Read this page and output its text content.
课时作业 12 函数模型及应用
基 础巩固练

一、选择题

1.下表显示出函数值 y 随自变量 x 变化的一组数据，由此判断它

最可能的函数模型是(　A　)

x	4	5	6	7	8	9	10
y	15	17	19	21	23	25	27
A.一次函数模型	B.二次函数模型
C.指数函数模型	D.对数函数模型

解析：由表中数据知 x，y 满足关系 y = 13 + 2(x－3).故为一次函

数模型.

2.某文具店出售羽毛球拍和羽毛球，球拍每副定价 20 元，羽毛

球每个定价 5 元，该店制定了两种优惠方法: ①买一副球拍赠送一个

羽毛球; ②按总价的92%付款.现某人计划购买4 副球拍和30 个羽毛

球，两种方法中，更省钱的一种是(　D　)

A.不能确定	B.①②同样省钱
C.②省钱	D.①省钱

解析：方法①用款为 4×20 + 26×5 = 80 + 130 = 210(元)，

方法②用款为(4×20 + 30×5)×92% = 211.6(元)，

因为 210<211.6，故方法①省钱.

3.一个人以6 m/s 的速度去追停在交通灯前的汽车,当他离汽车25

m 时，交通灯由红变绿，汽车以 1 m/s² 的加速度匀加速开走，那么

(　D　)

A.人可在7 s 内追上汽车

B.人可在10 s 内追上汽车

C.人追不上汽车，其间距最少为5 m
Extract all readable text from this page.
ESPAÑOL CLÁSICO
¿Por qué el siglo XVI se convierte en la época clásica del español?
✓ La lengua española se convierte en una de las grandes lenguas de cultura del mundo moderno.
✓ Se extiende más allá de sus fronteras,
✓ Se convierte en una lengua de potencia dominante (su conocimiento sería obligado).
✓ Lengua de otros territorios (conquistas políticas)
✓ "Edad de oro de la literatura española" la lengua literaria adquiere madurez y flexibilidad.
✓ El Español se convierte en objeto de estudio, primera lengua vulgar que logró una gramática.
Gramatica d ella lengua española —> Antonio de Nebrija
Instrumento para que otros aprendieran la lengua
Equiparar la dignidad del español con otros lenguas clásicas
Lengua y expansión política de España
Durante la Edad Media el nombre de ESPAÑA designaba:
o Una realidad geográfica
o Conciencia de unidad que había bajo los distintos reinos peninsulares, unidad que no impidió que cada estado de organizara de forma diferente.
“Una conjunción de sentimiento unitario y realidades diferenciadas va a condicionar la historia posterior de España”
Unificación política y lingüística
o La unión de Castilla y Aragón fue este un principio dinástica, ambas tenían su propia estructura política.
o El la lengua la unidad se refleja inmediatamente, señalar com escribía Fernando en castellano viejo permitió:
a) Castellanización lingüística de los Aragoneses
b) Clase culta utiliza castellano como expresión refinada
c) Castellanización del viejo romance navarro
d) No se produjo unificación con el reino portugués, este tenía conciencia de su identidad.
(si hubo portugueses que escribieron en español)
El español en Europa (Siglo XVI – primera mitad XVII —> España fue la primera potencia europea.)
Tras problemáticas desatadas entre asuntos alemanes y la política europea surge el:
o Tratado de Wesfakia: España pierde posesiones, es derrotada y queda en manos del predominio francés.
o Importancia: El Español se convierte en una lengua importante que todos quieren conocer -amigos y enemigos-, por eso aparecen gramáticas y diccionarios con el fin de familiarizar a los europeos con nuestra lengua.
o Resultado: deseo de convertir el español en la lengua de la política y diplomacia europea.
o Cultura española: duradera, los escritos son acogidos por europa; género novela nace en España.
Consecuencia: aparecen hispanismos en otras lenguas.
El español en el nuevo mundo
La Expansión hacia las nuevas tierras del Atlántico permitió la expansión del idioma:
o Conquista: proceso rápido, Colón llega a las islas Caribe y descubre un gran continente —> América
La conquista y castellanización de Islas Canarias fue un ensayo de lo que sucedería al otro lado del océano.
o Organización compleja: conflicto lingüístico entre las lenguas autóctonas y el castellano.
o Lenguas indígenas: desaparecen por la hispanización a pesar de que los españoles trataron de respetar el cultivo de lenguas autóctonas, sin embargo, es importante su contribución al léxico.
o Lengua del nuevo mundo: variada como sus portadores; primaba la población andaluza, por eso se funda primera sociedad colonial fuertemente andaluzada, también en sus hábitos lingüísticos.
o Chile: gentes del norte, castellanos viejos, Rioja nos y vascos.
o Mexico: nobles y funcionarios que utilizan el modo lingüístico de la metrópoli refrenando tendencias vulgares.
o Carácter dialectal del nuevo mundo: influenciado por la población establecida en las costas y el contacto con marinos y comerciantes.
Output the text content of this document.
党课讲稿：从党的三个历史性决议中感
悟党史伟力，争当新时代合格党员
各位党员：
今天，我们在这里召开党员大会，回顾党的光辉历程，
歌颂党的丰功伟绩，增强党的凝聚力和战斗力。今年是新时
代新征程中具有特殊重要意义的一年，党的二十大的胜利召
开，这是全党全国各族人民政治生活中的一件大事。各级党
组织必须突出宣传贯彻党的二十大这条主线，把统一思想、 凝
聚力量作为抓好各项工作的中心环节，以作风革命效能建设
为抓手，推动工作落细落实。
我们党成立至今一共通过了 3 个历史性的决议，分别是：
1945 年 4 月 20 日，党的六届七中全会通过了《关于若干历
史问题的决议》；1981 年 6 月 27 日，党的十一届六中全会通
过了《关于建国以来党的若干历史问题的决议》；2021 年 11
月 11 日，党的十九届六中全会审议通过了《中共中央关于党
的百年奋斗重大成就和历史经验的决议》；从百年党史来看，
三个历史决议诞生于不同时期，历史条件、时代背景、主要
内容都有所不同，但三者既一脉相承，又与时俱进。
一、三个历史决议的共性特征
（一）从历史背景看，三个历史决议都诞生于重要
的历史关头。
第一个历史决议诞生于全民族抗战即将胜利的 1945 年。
┄┄┄┄┄┄┄┄┄┄┄┄┄┄┄┄┄┄┄┄
SHORT EXERCISE: Return all of the entries word for word.

WRITTEN RESPONSE:
Read this page and output its text content.
课时作业 12 函数模型及应用
基 础巩固练

一、选择题

1.下表显示出函数值 y 随自变量 x 变化的一组数据，由此判断它

最可能的函数模型是(　A　)

x	4	5	6	7	8	9	10
y	15	17	19	21	23	25	27
A.一次函数模型	B.二次函数模型
C.指数函数模型	D.对数函数模型

解析：由表中数据知 x，y 满足关系 y = 13 + 2(x－3).故为一次函

数模型.

2.某文具店出售羽毛球拍和羽毛球，球拍每副定价 20 元，羽毛

球每个定价 5 元，该店制定了两种优惠方法: ①买一副球拍赠送一个

羽毛球; ②按总价的92%付款.现某人计划购买4 副球拍和30 个羽毛

球，两种方法中，更省钱的一种是(　D　)

A.不能确定	B.①②同样省钱
C.②省钱	D.①省钱

解析：方法①用款为 4×20 + 26×5 = 80 + 130 = 210(元)，

方法②用款为(4×20 + 30×5)×92% = 211.6(元)，

因为 210<211.6，故方法①省钱.

3.一个人以6 m/s 的速度去追停在交通灯前的汽车,当他离汽车25

m 时，交通灯由红变绿，汽车以 1 m/s² 的加速度匀加速开走，那么

(　D　)

A.人可在7 s 内追上汽车

B.人可在10 s 内追上汽车

C.人追不上汽车，其间距最少为5 m
Extract all readable text from this page.
ESPAÑOL CLÁSICO
¿Por qué el siglo XVI se convierte en la época clásica del español?
✓ La lengua española se convierte en una de las grandes lenguas de cultura del mundo moderno.
✓ Se extiende más allá de sus fronteras,
✓ Se convierte en una lengua de potencia dominante (su conocimiento sería obligado).
✓ Lengua de otros territorios (conquistas políticas)
✓ "Edad de oro de la literatura española" la lengua literaria adquiere madurez y flexibilidad.
✓ El Español se convierte en objeto de estudio, primera lengua vulgar que logró una gramática.
Gramatica d ella lengua española —> Antonio de Nebrija
Instrumento para que otros aprendieran la lengua
Equiparar la dignidad del español con otros lenguas clásicas
Lengua y expansión política de España
Durante la Edad Media el nombre de ESPAÑA designaba:
o Una realidad geográfica
o Conciencia de unidad que había bajo los distintos reinos peninsulares, unidad que no impidió que cada estado de organizara de forma diferente.
“Una conjunción de sentimiento unitario y realidades diferenciadas va a condicionar la historia posterior de España”
Unificación política y lingüística
o La unión de Castilla y Aragón fue este un principio dinástica, ambas tenían su propia estructura política.
o El la lengua la unidad se refleja inmediatamente, señalar com escribía Fernando en castellano viejo permitió:
a) Castellanización lingüística de los Aragoneses
b) Clase culta utiliza castellano como expresión refinada
c) Castellanización del viejo romance navarro
d) No se produjo unificación con el reino portugués, este tenía conciencia de su identidad.
(si hubo portugueses que escribieron en español)
El español en Europa (Siglo XVI – primera mitad XVII —> España fue la primera potencia europea.)
Tras problemáticas desatadas entre asuntos alemanes y la política europea surge el:
o Tratado de Wesfakia: España pierde posesiones, es derrotada y queda en manos del predominio francés.
o Importancia: El Español se convierte en una lengua importante que todos quieren conocer -amigos y enemigos-, por eso aparecen gramáticas y diccionarios con el fin de familiarizar a los europeos con nuestra lengua.
o Resultado: deseo de convertir el español en la lengua de la política y diplomacia europea.
o Cultura española: duradera, los escritos son acogidos por europa; género novela nace en España.
Consecuencia: aparecen hispanismos en otras lenguas.
El español en el nuevo mundo
La Expansión hacia las nuevas tierras del Atlántico permitió la expansión del idioma:
o Conquista: proceso rápido, Colón llega a las islas Caribe y descubre un gran continente —> América
La conquista y castellanización de Islas Canarias fue un ensayo de lo que sucedería al otro lado del océano.
o Organización compleja: conflicto lingüístico entre las lenguas autóctonas y el castellano.
o Lenguas indígenas: desaparecen por la hispanización a pesar de que los españoles trataron de respetar el cultivo de lenguas autóctonas, sin embargo, es importante su contribución al léxico.
o Lengua del nuevo mundo: variada como sus portadores; primaba la población andaluza, por eso se funda primera sociedad colonial fuertemente andaluzada, también en sus hábitos lingüísticos.
o Chile: gentes del norte, castellanos viejos, Rioja nos y vascos.
o Mexico: nobles y funcionarios que utilizan el modo lingüístico de la metrópoli refrenando tendencias vulgares.
o Carácter dialectal del nuevo mundo: influenciado por la población establecida en las costas y el contacto con marinos y comerciantes.
Output the text content of this document.
党课讲稿：从党的三个历史性决议中感
悟党史伟力，争当新时代合格党员
各位党员：
今天，我们在这里召开党员大会，回顾党的光辉历程，
歌颂党的丰功伟绩，增强党的凝聚力和战斗力。今年是新时
代新征程中具有特殊重要意义的一年，党的二十大的胜利召
开，这是全党全国各族人民政治生活中的一件大事。各级党
组织必须突出宣传贯彻党的二十大这条主线，把统一思想、 凝
聚力量作为抓好各项工作的中心环节，以作风革命效能建设
为抓手，推动工作落细落实。
我们党成立至今一共通过了 3 个历史性的决议，分别是：
1945 年 4 月 20 日，党的六届七中全会通过了《关于若干历
史问题的决议》；1981 年 6 月 27 日，党的十一届六中全会通
过了《关于建国以来党的若干历史问题的决议》；2021 年 11
月 11 日，党的十九届六中全会审议通过了《中共中央关于党
的百年奋斗重大成就和历史经验的决议》；从百年党史来看，
三个历史决议诞生于不同时期，历史条件、时代背景、主要
内容都有所不同，但三者既一脉相承，又与时俱进。
一、三个历史决议的共性特征
（一）从历史背景看，三个历史决议都诞生于重要
的历史关头。
第一个历史决议诞生于全民族抗战即将胜利的 1945 年。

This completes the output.